Instruction: Every line below should be repeated exactly.

·····

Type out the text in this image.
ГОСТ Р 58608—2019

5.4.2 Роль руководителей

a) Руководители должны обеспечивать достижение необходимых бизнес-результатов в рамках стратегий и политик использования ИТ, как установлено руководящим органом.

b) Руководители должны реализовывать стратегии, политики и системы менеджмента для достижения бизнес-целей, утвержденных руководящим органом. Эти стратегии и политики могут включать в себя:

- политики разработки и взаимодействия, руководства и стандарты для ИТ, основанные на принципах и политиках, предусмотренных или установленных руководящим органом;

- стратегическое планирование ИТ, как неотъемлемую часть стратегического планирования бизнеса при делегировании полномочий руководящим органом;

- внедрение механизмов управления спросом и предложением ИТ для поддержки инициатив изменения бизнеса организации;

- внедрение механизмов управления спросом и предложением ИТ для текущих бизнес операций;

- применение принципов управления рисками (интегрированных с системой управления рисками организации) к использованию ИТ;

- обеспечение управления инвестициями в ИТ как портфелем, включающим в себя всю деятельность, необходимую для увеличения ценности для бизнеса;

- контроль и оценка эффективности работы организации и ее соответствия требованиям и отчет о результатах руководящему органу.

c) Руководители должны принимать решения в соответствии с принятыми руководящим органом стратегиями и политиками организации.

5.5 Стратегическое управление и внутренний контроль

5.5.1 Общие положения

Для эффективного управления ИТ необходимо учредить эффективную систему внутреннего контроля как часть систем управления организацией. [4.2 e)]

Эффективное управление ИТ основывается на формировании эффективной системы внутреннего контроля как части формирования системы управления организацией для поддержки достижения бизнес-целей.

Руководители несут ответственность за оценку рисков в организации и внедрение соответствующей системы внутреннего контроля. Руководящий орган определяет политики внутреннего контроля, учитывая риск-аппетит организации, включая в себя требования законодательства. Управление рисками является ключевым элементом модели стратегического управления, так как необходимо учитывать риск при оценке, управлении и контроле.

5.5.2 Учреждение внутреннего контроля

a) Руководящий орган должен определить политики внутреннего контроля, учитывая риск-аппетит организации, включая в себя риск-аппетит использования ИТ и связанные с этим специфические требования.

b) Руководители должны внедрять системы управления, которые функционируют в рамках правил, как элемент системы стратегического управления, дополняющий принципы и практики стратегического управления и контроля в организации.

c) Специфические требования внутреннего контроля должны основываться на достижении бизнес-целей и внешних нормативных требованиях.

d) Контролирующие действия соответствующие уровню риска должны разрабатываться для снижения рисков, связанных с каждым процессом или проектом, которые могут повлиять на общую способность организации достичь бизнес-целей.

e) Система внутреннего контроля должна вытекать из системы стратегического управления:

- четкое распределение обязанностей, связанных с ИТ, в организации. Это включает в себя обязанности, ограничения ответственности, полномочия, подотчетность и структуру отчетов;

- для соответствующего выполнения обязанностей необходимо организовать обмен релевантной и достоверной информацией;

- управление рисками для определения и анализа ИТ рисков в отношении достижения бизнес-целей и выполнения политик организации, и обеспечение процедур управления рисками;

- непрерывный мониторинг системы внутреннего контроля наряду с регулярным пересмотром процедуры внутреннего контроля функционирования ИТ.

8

·····

Written answer:
Type out the text in this image.
ГОСТ Р 58608—2019

5.4.2 Роль руководителей

a) Руководители должны обеспечивать достижение необходимых бизнес-результатов в рамках стратегий и политик использования ИТ, как установлено руководящим органом.

b) Руководители должны реализовывать стратегии, политики и системы менеджмента для достижения бизнес-целей, утвержденных руководящим органом. Эти стратегии и политики могут включать в себя:

- политики разработки и взаимодействия, руководства и стандарты для ИТ, основанные на принципах и политиках, предусмотренных или установленных руководящим органом;

- стратегическое планирование ИТ, как неотъемлемую часть стратегического планирования бизнеса при делегировании полномочий руководящим органом;

- внедрение механизмов управления спросом и предложением ИТ для поддержки инициатив изменения бизнеса организации;

- внедрение механизмов управления спросом и предложением ИТ для текущих бизнес операций;

- применение принципов управления рисками (интегрированных с системой управления рисками организации) к использованию ИТ;

- обеспечение управления инвестициями в ИТ как портфелем, включающим в себя всю деятельность, необходимую для увеличения ценности для бизнеса;

- контроль и оценка эффективности работы организации и ее соответствия требованиям и отчет о результатах руководящему органу.

c) Руководители должны принимать решения в соответствии с принятыми руководящим органом стратегиями и политиками организации.

5.5 Стратегическое управление и внутренний контроль

5.5.1 Общие положения

Для эффективного управления ИТ необходимо учредить эффективную систему внутреннего контроля как часть систем управления организацией. [4.2 e)]

Эффективное управление ИТ основывается на формировании эффективной системы внутреннего контроля как части формирования системы управления организацией для поддержки достижения бизнес-целей.

Руководители несут ответственность за оценку рисков в организации и внедрение соответствующей системы внутреннего контроля. Руководящий орган определяет политики внутреннего контроля, учитывая риск-аппетит организации, включая в себя требования законодательства. Управление рисками является ключевым элементом модели стратегического управления, так как необходимо учитывать риск при оценке, управлении и контроле.

5.5.2 Учреждение внутреннего контроля

a) Руководящий орган должен определить политики внутреннего контроля, учитывая риск-аппетит организации, включая в себя риск-аппетит использования ИТ и связанные с этим специфические требования.

b) Руководители должны внедрять системы управления, которые функционируют в рамках правил, как элемент системы стратегического управления, дополняющий принципы и практики стратегического управления и контроля в организации.

c) Специфические требования внутреннего контроля должны основываться на достижении бизнес-целей и внешних нормативных требованиях.

d) Контролирующие действия соответствующие уровню риска должны разрабатываться для снижения рисков, связанных с каждым процессом или проектом, которые могут повлиять на общую способность организации достичь бизнес-целей.

e) Система внутреннего контроля должна вытекать из системы стратегического управления:

- четкое распределение обязанностей, связанных с ИТ, в организации. Это включает в себя обязанности, ограничения ответственности, полномочия, подотчетность и структуру отчетов;

- для соответствующего выполнения обязанностей необходимо организовать обмен релевантной и достоверной информацией;

- управление рисками для определения и анализа ИТ рисков в отношении достижения бизнес-целей и выполнения политик организации, и обеспечение процедур управления рисками;

- непрерывный мониторинг системы внутреннего контроля наряду с регулярным пересмотром процедуры внутреннего контроля функционирования ИТ.

8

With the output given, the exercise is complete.